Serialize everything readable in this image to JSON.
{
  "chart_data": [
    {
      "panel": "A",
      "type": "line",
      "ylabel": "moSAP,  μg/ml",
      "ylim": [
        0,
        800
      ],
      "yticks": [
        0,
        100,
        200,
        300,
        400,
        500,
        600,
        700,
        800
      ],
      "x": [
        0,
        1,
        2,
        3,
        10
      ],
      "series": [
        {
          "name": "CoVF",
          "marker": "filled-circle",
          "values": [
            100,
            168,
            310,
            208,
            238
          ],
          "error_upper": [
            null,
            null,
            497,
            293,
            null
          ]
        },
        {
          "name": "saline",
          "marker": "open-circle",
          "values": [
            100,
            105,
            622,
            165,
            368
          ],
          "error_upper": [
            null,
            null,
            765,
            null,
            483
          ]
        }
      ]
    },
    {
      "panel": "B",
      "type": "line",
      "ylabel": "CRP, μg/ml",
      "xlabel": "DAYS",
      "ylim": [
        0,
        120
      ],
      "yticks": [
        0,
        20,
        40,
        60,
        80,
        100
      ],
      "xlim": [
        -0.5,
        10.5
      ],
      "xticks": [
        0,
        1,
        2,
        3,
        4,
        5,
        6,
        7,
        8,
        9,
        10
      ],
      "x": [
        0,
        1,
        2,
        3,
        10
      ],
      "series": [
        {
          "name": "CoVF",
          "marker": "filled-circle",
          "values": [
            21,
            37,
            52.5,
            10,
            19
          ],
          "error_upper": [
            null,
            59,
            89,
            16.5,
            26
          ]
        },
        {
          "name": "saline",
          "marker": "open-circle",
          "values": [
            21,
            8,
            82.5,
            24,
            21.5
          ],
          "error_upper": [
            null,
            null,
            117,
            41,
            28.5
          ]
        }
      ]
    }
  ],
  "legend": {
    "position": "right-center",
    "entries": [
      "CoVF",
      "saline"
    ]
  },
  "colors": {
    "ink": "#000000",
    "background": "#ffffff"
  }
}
━━━━━━━━━━━━━━━━━━━━
» **WHAT YOU WILL DO**: Every record should be repeated exactly; please leave none out.

» **EXERCISE RESPONSE**:
Serialize everything readable in this image to JSON.
{
  "chart_data": [
    {
      "panel": "A",
      "type": "line",
      "ylabel": "moSAP,  μg/ml",
      "ylim": [
        0,
        800
      ],
      "yticks": [
        0,
        100,
        200,
        300,
        400,
        500,
        600,
        700,
        800
      ],
      "x": [
        0,
        1,
        2,
        3,
        10
      ],
      "series": [
        {
          "name": "CoVF",
          "marker": "filled-circle",
          "values": [
            100,
            168,
            310,
            208,
            238
          ],
          "error_upper": [
            null,
            null,
            497,
            293,
            null
          ]
        },
        {
          "name": "saline",
          "marker": "open-circle",
          "values": [
            100,
            105,
            622,
            165,
            368
          ],
          "error_upper": [
            null,
            null,
            765,
            null,
            483
          ]
        }
      ]
    },
    {
      "panel": "B",
      "type": "line",
      "ylabel": "CRP, μg/ml",
      "xlabel": "DAYS",
      "ylim": [
        0,
        120
      ],
      "yticks": [
        0,
        20,
        40,
        60,
        80,
        100
      ],
      "xlim": [
        -0.5,
        10.5
      ],
      "xticks": [
        0,
        1,
        2,
        3,
        4,
        5,
        6,
        7,
        8,
        9,
        10
      ],
      "x": [
        0,
        1,
        2,
        3,
        10
      ],
      "series": [
        {
          "name": "CoVF",
          "marker": "filled-circle",
          "values": [
            21,
            37,
            52.5,
            10,
            19
          ],
          "error_upper": [
            null,
            59,
            89,
            16.5,
            26
          ]
        },
        {
          "name": "saline",
          "marker": "open-circle",
          "values": [
            21,
            8,
            82.5,
            24,
            21.5
          ],
          "error_upper": [
            null,
            null,
            117,
            41,
            28.5
          ]
        }
      ]
    }
  ],
  "legend": {
    "position": "right-center",
    "entries": [
      "CoVF",
      "saline"
    ]
  },
  "colors": {
    "ink": "#000000",
    "background": "#ffffff"
  }
}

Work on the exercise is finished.